◆ Exercise task ◆
Every line that contains the word "grid" should be copied.

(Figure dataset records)

□ □ □ □ □

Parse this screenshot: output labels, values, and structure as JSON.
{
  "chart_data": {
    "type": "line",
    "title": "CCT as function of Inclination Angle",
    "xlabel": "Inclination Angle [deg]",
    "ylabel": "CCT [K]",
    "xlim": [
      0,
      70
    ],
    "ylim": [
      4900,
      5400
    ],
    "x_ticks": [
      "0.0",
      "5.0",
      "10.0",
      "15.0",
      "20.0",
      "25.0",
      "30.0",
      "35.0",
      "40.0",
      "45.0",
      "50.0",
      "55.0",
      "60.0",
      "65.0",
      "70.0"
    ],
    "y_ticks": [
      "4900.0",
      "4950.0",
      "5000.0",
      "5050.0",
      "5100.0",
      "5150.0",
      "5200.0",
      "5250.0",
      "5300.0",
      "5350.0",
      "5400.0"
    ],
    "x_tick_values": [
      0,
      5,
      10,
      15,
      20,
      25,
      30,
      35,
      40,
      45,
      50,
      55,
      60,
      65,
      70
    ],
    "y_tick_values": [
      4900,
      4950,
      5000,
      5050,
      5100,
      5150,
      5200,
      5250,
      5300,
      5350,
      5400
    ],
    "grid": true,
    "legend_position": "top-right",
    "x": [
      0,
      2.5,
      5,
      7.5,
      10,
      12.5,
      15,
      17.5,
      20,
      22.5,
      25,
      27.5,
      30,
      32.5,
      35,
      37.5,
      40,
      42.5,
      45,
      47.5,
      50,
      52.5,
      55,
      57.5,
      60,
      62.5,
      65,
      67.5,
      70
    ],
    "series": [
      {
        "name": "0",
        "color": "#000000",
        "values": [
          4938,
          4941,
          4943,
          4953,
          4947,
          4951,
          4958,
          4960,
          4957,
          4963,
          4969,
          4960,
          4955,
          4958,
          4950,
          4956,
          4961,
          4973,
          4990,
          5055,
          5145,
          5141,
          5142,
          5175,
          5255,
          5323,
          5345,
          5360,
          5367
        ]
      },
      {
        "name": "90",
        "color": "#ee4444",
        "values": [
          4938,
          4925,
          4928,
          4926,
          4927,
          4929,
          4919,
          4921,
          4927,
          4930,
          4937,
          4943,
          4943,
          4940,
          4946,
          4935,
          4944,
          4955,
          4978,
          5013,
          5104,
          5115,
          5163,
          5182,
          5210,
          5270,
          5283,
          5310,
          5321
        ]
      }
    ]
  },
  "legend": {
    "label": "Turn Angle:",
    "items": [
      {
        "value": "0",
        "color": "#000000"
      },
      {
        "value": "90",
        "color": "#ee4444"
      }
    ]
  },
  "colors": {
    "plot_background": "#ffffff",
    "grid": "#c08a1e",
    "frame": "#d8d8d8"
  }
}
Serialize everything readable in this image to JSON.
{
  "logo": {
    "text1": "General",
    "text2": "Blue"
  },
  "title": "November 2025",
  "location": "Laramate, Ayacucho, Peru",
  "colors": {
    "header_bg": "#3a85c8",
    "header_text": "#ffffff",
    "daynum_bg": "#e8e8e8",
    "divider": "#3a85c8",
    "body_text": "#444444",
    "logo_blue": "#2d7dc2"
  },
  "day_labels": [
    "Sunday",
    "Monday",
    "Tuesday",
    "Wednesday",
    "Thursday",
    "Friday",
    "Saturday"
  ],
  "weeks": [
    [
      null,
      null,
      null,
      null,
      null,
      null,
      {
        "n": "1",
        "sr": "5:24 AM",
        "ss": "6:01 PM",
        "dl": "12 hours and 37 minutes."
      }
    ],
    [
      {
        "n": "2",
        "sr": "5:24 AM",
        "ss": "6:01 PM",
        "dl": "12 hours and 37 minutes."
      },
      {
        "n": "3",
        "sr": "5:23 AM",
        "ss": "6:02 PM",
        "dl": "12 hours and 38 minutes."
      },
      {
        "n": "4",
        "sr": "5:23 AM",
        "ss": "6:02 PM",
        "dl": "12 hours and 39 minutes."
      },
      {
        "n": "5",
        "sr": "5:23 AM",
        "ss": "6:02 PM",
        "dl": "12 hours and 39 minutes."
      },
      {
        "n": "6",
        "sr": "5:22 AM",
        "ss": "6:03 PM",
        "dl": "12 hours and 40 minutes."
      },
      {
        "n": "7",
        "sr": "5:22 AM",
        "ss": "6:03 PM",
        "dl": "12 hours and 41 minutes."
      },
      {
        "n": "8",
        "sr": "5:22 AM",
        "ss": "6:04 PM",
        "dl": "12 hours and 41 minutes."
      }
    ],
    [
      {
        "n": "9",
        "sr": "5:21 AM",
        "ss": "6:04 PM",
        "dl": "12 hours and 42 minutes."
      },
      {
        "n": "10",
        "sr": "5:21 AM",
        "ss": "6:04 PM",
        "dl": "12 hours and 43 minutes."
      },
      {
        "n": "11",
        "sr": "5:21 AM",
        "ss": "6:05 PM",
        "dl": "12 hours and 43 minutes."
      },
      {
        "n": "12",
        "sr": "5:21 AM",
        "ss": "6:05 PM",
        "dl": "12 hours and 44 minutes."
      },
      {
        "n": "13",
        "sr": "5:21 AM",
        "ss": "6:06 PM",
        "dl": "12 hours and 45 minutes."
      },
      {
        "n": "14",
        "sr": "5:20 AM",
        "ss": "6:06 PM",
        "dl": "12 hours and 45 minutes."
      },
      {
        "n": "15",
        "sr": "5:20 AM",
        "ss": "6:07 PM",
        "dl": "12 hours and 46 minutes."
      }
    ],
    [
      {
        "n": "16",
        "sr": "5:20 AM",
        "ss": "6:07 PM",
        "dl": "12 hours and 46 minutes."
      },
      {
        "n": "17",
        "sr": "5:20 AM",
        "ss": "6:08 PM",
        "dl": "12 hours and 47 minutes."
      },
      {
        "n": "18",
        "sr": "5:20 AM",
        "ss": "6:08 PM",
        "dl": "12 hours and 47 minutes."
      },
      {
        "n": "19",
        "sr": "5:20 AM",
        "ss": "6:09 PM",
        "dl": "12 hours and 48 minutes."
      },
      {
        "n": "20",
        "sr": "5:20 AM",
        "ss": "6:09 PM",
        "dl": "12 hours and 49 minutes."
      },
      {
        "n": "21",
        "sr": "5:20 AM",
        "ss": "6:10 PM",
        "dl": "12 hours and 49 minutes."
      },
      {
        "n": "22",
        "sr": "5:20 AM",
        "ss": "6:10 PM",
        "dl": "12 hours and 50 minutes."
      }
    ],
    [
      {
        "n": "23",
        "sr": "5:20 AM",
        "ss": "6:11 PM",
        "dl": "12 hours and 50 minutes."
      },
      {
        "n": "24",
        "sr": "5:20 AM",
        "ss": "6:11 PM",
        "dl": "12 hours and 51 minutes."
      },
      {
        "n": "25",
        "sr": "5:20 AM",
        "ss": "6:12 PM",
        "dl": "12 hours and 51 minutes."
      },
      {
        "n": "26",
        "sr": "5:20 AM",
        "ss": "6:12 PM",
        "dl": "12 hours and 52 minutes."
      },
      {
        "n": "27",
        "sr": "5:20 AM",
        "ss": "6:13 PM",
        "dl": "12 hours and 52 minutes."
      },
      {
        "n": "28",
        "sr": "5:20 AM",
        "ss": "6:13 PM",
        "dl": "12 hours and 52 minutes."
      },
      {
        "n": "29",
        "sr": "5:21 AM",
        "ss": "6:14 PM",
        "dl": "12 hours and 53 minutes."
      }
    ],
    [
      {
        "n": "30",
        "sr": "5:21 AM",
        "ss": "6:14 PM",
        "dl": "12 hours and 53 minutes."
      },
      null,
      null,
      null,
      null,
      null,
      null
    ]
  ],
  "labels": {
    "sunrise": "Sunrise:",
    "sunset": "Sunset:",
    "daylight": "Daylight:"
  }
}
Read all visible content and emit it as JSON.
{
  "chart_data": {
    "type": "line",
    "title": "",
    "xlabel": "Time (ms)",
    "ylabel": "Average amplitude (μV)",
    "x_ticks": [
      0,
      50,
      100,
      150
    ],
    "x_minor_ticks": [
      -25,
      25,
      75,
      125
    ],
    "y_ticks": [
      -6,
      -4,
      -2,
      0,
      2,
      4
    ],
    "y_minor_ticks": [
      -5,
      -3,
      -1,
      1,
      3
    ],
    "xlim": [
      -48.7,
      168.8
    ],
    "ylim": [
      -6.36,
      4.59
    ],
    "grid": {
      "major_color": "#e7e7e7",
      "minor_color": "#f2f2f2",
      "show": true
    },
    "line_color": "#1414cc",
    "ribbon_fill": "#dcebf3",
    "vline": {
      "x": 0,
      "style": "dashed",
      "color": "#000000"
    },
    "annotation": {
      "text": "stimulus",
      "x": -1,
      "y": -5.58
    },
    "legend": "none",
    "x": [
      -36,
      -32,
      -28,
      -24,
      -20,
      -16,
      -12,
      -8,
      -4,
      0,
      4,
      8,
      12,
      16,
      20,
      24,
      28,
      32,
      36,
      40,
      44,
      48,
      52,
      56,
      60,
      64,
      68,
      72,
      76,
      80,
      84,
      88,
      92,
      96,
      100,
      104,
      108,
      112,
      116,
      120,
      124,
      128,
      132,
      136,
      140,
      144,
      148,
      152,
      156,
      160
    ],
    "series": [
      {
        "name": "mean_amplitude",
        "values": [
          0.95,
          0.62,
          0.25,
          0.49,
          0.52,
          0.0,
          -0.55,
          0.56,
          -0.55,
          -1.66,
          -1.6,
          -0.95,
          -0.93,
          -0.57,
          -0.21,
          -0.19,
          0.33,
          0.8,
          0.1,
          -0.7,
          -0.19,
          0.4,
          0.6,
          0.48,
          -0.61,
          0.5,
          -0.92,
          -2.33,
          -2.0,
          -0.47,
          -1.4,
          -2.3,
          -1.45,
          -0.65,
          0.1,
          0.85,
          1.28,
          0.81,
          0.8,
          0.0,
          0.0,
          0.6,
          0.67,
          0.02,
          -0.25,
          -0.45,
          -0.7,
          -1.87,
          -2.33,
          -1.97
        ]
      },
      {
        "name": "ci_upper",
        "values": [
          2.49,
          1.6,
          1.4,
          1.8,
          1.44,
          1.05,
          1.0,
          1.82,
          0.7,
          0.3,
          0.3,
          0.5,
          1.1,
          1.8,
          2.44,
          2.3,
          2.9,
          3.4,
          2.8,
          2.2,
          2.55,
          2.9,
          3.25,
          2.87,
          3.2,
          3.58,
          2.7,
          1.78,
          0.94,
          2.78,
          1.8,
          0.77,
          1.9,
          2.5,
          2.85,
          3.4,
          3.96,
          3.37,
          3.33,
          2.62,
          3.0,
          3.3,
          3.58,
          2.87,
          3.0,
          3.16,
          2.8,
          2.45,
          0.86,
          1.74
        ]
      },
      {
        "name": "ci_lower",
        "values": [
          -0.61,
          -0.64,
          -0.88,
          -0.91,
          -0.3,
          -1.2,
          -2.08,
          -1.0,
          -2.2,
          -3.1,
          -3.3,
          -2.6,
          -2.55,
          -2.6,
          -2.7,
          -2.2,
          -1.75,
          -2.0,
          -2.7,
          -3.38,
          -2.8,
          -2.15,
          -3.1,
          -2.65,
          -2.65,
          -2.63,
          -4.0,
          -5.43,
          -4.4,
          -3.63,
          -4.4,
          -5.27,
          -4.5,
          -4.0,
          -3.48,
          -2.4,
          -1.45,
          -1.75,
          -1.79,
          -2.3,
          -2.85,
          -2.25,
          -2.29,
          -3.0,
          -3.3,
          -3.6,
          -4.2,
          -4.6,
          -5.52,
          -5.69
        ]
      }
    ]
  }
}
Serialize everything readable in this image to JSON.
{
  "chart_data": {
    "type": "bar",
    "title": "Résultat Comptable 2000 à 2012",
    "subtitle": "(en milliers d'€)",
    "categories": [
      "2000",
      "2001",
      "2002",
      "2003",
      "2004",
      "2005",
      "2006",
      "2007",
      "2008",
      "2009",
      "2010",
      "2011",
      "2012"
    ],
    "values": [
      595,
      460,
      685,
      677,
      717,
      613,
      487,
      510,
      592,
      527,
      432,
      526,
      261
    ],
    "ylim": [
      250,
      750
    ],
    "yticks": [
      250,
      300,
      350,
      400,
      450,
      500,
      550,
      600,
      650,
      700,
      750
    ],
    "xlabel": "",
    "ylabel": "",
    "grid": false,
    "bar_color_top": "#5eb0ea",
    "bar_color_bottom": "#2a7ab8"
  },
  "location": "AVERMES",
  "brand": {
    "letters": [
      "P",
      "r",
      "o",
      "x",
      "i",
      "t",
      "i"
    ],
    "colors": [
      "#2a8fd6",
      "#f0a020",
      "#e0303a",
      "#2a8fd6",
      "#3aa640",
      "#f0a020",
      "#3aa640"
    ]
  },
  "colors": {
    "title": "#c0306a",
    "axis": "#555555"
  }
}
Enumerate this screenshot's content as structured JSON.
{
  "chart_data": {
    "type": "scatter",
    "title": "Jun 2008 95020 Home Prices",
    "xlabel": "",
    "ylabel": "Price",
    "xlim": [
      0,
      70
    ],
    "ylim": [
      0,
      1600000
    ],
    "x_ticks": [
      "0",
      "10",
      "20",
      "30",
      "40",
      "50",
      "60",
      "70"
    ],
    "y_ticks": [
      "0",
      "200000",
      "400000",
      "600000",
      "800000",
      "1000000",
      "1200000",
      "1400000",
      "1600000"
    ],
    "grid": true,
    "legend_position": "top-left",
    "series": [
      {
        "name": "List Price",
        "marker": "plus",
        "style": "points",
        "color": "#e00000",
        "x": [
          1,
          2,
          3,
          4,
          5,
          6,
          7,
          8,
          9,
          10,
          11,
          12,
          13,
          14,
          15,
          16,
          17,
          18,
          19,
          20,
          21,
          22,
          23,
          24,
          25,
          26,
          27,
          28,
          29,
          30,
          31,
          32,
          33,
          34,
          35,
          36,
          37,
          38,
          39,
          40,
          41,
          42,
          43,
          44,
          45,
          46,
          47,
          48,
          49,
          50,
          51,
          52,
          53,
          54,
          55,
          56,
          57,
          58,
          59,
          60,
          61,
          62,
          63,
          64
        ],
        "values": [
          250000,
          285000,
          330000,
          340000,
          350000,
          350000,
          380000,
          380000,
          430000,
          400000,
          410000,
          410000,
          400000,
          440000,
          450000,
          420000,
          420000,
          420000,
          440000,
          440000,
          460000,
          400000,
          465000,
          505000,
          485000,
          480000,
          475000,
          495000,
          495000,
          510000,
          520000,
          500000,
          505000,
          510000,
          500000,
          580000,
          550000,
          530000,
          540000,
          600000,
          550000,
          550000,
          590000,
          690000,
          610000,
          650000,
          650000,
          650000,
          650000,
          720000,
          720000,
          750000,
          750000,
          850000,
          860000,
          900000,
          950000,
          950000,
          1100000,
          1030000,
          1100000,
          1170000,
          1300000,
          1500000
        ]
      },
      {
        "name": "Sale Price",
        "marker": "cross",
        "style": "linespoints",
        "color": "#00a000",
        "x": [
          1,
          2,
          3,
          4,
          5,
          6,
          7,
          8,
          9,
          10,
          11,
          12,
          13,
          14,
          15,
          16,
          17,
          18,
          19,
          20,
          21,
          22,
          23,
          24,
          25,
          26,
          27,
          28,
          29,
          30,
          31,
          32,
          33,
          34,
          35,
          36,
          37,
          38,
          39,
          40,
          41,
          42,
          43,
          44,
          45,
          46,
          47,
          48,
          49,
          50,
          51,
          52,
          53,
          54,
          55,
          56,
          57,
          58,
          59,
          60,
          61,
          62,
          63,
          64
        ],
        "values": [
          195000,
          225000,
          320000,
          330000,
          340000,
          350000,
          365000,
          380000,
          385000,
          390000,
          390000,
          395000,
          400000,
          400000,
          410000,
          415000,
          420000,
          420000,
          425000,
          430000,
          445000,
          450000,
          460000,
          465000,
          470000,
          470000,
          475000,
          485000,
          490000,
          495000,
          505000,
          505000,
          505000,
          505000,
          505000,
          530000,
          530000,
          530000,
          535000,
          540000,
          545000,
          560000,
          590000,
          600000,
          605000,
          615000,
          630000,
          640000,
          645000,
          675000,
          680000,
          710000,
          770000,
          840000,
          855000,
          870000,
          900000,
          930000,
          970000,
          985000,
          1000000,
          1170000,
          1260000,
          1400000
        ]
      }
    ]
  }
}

□ □ □ □ □

◆ Completed exercise ◆
    "grid": true,
    "grid": "#c08a1e",
    "grid": {
    "grid": false,
    "grid": true,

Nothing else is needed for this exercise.